§ **WHAT YOU WILL DO**: How many lines in the entries below include the string "positive"? Answer with the number only.

§ **TASK INPUTS**:
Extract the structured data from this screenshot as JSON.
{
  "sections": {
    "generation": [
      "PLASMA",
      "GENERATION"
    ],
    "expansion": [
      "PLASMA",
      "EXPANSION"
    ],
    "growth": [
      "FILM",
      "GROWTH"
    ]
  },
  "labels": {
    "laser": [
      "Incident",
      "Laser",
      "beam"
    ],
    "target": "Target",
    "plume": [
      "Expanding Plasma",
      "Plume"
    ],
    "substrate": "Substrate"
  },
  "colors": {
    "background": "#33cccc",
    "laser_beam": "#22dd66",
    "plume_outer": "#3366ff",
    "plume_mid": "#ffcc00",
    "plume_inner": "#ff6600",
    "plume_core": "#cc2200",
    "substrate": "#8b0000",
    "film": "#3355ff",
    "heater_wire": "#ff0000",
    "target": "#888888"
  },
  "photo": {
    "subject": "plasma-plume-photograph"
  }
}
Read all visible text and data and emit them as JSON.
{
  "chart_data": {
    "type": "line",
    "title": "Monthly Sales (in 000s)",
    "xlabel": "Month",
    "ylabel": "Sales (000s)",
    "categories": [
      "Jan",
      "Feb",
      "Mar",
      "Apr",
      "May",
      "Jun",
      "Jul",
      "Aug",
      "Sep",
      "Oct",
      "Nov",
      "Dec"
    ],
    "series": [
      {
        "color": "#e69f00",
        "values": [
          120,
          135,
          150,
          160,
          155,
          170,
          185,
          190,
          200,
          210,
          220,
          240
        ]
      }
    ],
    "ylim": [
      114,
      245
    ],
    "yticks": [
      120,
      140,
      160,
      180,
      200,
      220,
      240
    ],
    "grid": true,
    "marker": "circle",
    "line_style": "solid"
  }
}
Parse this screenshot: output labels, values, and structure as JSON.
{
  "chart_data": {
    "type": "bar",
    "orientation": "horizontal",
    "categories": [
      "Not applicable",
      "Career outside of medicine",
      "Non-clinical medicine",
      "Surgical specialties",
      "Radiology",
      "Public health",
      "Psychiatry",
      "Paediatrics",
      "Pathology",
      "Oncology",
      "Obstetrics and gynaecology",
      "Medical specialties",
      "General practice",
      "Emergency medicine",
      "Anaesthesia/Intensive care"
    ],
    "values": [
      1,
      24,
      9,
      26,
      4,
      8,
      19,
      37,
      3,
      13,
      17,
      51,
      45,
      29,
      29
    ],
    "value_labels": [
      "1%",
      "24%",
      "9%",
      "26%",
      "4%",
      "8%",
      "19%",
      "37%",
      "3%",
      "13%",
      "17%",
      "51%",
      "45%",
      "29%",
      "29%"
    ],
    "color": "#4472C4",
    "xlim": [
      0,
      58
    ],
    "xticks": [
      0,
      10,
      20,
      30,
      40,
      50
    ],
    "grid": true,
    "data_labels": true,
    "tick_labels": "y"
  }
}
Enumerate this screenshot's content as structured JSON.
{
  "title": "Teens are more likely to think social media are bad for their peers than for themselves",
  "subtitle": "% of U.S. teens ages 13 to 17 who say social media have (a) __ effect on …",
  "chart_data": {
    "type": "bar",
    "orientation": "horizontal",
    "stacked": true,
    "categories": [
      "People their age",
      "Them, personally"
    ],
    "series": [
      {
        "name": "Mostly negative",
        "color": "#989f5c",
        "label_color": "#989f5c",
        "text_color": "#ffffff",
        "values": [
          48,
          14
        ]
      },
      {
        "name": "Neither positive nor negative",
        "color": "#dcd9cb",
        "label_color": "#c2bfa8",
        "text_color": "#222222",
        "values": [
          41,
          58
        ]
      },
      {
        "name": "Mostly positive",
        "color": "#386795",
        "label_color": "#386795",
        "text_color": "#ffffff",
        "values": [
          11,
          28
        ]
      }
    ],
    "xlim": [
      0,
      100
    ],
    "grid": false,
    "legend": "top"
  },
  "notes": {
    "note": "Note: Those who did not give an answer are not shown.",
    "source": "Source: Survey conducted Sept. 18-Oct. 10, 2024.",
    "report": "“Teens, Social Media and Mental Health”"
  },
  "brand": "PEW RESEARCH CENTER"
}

§ **WRITTEN RESPONSE**: 2